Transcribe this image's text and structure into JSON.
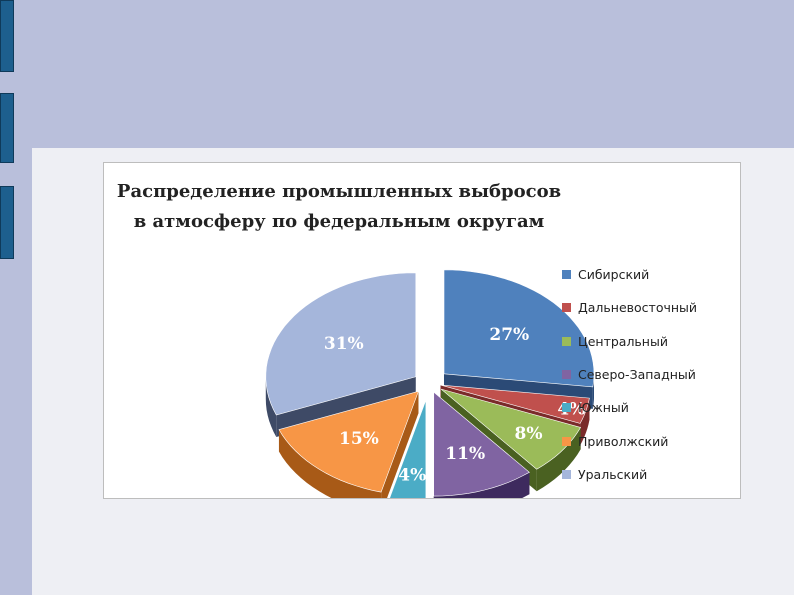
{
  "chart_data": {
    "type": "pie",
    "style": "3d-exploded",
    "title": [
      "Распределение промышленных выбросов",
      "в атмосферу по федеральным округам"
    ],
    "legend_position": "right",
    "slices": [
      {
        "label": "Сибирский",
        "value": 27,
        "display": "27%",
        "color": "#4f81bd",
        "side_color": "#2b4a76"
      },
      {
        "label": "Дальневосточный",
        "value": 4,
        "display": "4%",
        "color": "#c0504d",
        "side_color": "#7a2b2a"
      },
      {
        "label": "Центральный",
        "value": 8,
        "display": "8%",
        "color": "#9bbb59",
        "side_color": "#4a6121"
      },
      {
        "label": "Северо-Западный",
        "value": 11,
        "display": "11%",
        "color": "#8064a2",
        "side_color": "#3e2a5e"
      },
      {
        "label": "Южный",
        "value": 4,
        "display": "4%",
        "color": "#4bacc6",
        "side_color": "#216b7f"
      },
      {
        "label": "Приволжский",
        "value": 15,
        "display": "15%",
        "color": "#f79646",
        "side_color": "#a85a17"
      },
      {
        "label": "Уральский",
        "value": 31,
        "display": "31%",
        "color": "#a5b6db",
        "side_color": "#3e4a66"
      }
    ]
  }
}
--- --- ---
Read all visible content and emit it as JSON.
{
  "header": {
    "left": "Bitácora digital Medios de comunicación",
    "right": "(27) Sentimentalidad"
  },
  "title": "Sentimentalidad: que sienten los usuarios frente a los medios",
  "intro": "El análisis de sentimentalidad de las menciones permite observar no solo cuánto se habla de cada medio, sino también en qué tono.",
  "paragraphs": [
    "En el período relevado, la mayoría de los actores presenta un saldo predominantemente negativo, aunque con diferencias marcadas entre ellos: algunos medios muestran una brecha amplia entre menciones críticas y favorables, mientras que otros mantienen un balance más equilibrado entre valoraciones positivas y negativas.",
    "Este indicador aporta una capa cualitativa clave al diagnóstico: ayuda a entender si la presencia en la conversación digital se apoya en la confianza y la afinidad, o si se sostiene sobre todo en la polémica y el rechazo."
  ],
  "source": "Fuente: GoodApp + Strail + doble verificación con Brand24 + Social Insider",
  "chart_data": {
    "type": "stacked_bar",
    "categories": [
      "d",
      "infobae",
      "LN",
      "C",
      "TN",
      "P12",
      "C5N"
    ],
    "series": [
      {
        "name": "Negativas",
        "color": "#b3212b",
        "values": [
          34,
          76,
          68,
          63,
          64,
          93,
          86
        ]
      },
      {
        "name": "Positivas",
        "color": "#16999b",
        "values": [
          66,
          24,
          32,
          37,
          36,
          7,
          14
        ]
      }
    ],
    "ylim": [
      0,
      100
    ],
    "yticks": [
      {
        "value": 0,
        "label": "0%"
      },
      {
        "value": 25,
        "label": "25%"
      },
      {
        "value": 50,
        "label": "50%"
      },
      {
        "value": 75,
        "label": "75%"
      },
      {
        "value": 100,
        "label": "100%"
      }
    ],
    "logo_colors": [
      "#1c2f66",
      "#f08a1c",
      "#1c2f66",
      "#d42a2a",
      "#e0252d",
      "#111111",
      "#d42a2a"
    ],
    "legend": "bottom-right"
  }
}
--- --- ---
• WHAT THE TASK ASKS
Take every line containing the word "title" and copy it.

• RESULT OF THE TASK
    "title": [
  "title": "Sentimentalidad: que sienten los usuarios frente a los medios",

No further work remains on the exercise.